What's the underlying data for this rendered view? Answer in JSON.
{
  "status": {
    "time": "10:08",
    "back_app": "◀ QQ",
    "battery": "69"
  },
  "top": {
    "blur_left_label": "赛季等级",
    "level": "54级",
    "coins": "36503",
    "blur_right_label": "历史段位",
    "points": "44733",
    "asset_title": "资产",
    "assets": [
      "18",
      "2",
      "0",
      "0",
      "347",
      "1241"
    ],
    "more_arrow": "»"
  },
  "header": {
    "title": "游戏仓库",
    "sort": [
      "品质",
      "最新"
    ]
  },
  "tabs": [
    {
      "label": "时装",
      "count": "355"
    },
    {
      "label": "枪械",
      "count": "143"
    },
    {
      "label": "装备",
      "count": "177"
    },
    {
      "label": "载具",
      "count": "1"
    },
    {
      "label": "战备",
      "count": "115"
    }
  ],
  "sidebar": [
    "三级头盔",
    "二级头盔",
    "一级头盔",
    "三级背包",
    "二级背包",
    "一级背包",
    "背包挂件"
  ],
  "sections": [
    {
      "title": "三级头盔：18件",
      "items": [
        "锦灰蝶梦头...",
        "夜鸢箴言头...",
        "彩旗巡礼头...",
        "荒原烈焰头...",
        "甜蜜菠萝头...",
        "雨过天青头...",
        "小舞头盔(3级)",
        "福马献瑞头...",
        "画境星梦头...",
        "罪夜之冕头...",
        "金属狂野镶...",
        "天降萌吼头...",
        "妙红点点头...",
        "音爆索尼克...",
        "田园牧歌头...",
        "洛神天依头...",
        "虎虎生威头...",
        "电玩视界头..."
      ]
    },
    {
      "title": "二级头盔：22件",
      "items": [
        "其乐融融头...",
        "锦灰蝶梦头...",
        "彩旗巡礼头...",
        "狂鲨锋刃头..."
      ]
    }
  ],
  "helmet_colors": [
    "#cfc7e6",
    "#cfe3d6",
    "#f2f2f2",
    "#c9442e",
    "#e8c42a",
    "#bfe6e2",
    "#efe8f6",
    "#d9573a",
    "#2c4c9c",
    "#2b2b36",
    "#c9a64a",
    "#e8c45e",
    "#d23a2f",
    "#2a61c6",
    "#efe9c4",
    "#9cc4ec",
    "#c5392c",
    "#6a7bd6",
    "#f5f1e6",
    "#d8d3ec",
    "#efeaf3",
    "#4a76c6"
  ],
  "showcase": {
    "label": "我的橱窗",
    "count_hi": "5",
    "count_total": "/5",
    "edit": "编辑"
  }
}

What this task involves: Quote the entire listing above exactly.

Complete response:
What's the underlying data for this rendered view? Answer in JSON.
{
  "status": {
    "time": "10:08",
    "back_app": "◀ QQ",
    "battery": "69"
  },
  "top": {
    "blur_left_label": "赛季等级",
    "level": "54级",
    "coins": "36503",
    "blur_right_label": "历史段位",
    "points": "44733",
    "asset_title": "资产",
    "assets": [
      "18",
      "2",
      "0",
      "0",
      "347",
      "1241"
    ],
    "more_arrow": "»"
  },
  "header": {
    "title": "游戏仓库",
    "sort": [
      "品质",
      "最新"
    ]
  },
  "tabs": [
    {
      "label": "时装",
      "count": "355"
    },
    {
      "label": "枪械",
      "count": "143"
    },
    {
      "label": "装备",
      "count": "177"
    },
    {
      "label": "载具",
      "count": "1"
    },
    {
      "label": "战备",
      "count": "115"
    }
  ],
  "sidebar": [
    "三级头盔",
    "二级头盔",
    "一级头盔",
    "三级背包",
    "二级背包",
    "一级背包",
    "背包挂件"
  ],
  "sections": [
    {
      "title": "三级头盔：18件",
      "items": [
        "锦灰蝶梦头...",
        "夜鸢箴言头...",
        "彩旗巡礼头...",
        "荒原烈焰头...",
        "甜蜜菠萝头...",
        "雨过天青头...",
        "小舞头盔(3级)",
        "福马献瑞头...",
        "画境星梦头...",
        "罪夜之冕头...",
        "金属狂野镶...",
        "天降萌吼头...",
        "妙红点点头...",
        "音爆索尼克...",
        "田园牧歌头...",
        "洛神天依头...",
        "虎虎生威头...",
        "电玩视界头..."
      ]
    },
    {
      "title": "二级头盔：22件",
      "items": [
        "其乐融融头...",
        "锦灰蝶梦头...",
        "彩旗巡礼头...",
        "狂鲨锋刃头..."
      ]
    }
  ],
  "helmet_colors": [
    "#cfc7e6",
    "#cfe3d6",
    "#f2f2f2",
    "#c9442e",
    "#e8c42a",
    "#bfe6e2",
    "#efe8f6",
    "#d9573a",
    "#2c4c9c",
    "#2b2b36",
    "#c9a64a",
    "#e8c45e",
    "#d23a2f",
    "#2a61c6",
    "#efe9c4",
    "#9cc4ec",
    "#c5392c",
    "#6a7bd6",
    "#f5f1e6",
    "#d8d3ec",
    "#efeaf3",
    "#4a76c6"
  ],
  "showcase": {
    "label": "我的橱窗",
    "count_hi": "5",
    "count_total": "/5",
    "edit": "编辑"
  }
}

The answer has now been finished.